Problem description
Write out all records as given; omit images.

Source records
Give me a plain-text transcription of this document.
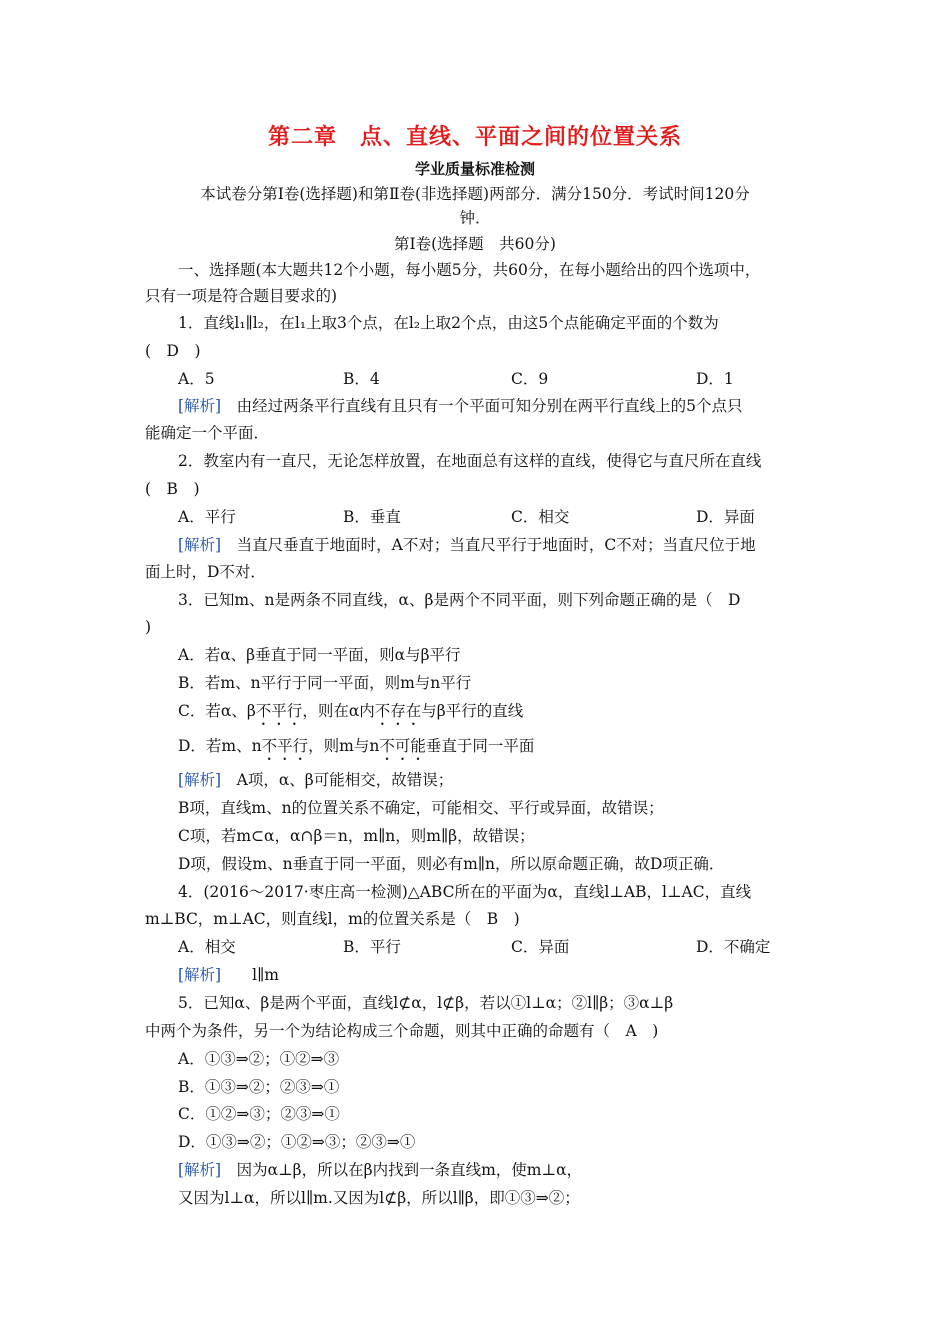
第二章　点、直线、平面之间的位置关系
学业质量标准检测
本试卷分第Ⅰ卷(选择题)和第Ⅱ卷(非选择题)两部分．满分150分．考试时间120分
钟．
第Ⅰ卷(选择题　共60分)
一、选择题(本大题共12个小题，每小题5分，共60分，在每小题给出的四个选项中，
只有一项是符合题目要求的)
1．直线l₁∥l₂，在l₁上取3个点，在l₂上取2个点，由这5个点能确定平面的个数为
(　D　)
A．5	B．4	C．9	D．1
[解析]　 由经过两条平行直线有且只有一个平面可知分别在两平行直线上的5个点只
能确定一个平面．
2．教室内有一直尺，无论怎样放置，在地面总有这样的直线，使得它与直尺所在直线
(　B　)
A．平行	B．垂直	C．相交	D．异面
[解析]　 当直尺垂直于地面时，A不对；当直尺平行于地面时，C不对；当直尺位于地
面上时，D不对．
3．已知m、n是两条不同直线，α、β是两个不同平面，则下列命题正确的是（　D
)
A．若α、β垂直于同一平面，则α与β平行
B．若m、n平行于同一平面，则m与n平行
C．若α、β不平行，则在α内不存在与β平行的直线
D．若m、n不平行，则m与n不可能垂直于同一平面
[解析]　 A项，α、β可能相交，故错误；
B项，直线m、n的位置关系不确定，可能相交、平行或异面，故错误；
C项，若m⊂α，α∩β＝n，m∥n，则m∥β，故错误；
D项，假设m、n垂直于同一平面，则必有m∥n，所以原命题正确，故D项正确．
4．(2016～2017·枣庄高一检测)△ABC所在的平面为α，直线l⊥AB，l⊥AC，直线
m⊥BC，m⊥AC，则直线l，m的位置关系是（　B　)
A．相交	B．平行	C．异面	D．不确定
[解析]　　 l∥m
5．已知α、β是两个平面，直线l⊄α，l⊄β，若以①l⊥α；②l∥β；③α⊥β
中两个为条件，另一个为结论构成三个命题，则其中正确的命题有（　A　)
A．①③⇒②；①②⇒③
B．①③⇒②；②③⇒①
C．①②⇒③；②③⇒①
D．①③⇒②；①②⇒③；②③⇒①
[解析]　 因为α⊥β，所以在β内找到一条直线m，使m⊥α，
又因为l⊥α，所以l∥m.又因为l⊄β，所以l∥β，即①③⇒②；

Response below
Give me a plain-text transcription of this document.
第二章　点、直线、平面之间的位置关系
学业质量标准检测
本试卷分第Ⅰ卷(选择题)和第Ⅱ卷(非选择题)两部分．满分150分．考试时间120分
钟．
第Ⅰ卷(选择题　共60分)
一、选择题(本大题共12个小题，每小题5分，共60分，在每小题给出的四个选项中，
只有一项是符合题目要求的)
1．直线l₁∥l₂，在l₁上取3个点，在l₂上取2个点，由这5个点能确定平面的个数为
(　D　)
A．5	B．4	C．9	D．1
[解析]　 由经过两条平行直线有且只有一个平面可知分别在两平行直线上的5个点只
能确定一个平面．
2．教室内有一直尺，无论怎样放置，在地面总有这样的直线，使得它与直尺所在直线
(　B　)
A．平行	B．垂直	C．相交	D．异面
[解析]　 当直尺垂直于地面时，A不对；当直尺平行于地面时，C不对；当直尺位于地
面上时，D不对．
3．已知m、n是两条不同直线，α、β是两个不同平面，则下列命题正确的是（　D
)
A．若α、β垂直于同一平面，则α与β平行
B．若m、n平行于同一平面，则m与n平行
C．若α、β不平行，则在α内不存在与β平行的直线
D．若m、n不平行，则m与n不可能垂直于同一平面
[解析]　 A项，α、β可能相交，故错误；
B项，直线m、n的位置关系不确定，可能相交、平行或异面，故错误；
C项，若m⊂α，α∩β＝n，m∥n，则m∥β，故错误；
D项，假设m、n垂直于同一平面，则必有m∥n，所以原命题正确，故D项正确．
4．(2016～2017·枣庄高一检测)△ABC所在的平面为α，直线l⊥AB，l⊥AC，直线
m⊥BC，m⊥AC，则直线l，m的位置关系是（　B　)
A．相交	B．平行	C．异面	D．不确定
[解析]　　 l∥m
5．已知α、β是两个平面，直线l⊄α，l⊄β，若以①l⊥α；②l∥β；③α⊥β
中两个为条件，另一个为结论构成三个命题，则其中正确的命题有（　A　)
A．①③⇒②；①②⇒③
B．①③⇒②；②③⇒①
C．①②⇒③；②③⇒①
D．①③⇒②；①②⇒③；②③⇒①
[解析]　 因为α⊥β，所以在β内找到一条直线m，使m⊥α，
又因为l⊥α，所以l∥m.又因为l⊄β，所以l∥β，即①③⇒②；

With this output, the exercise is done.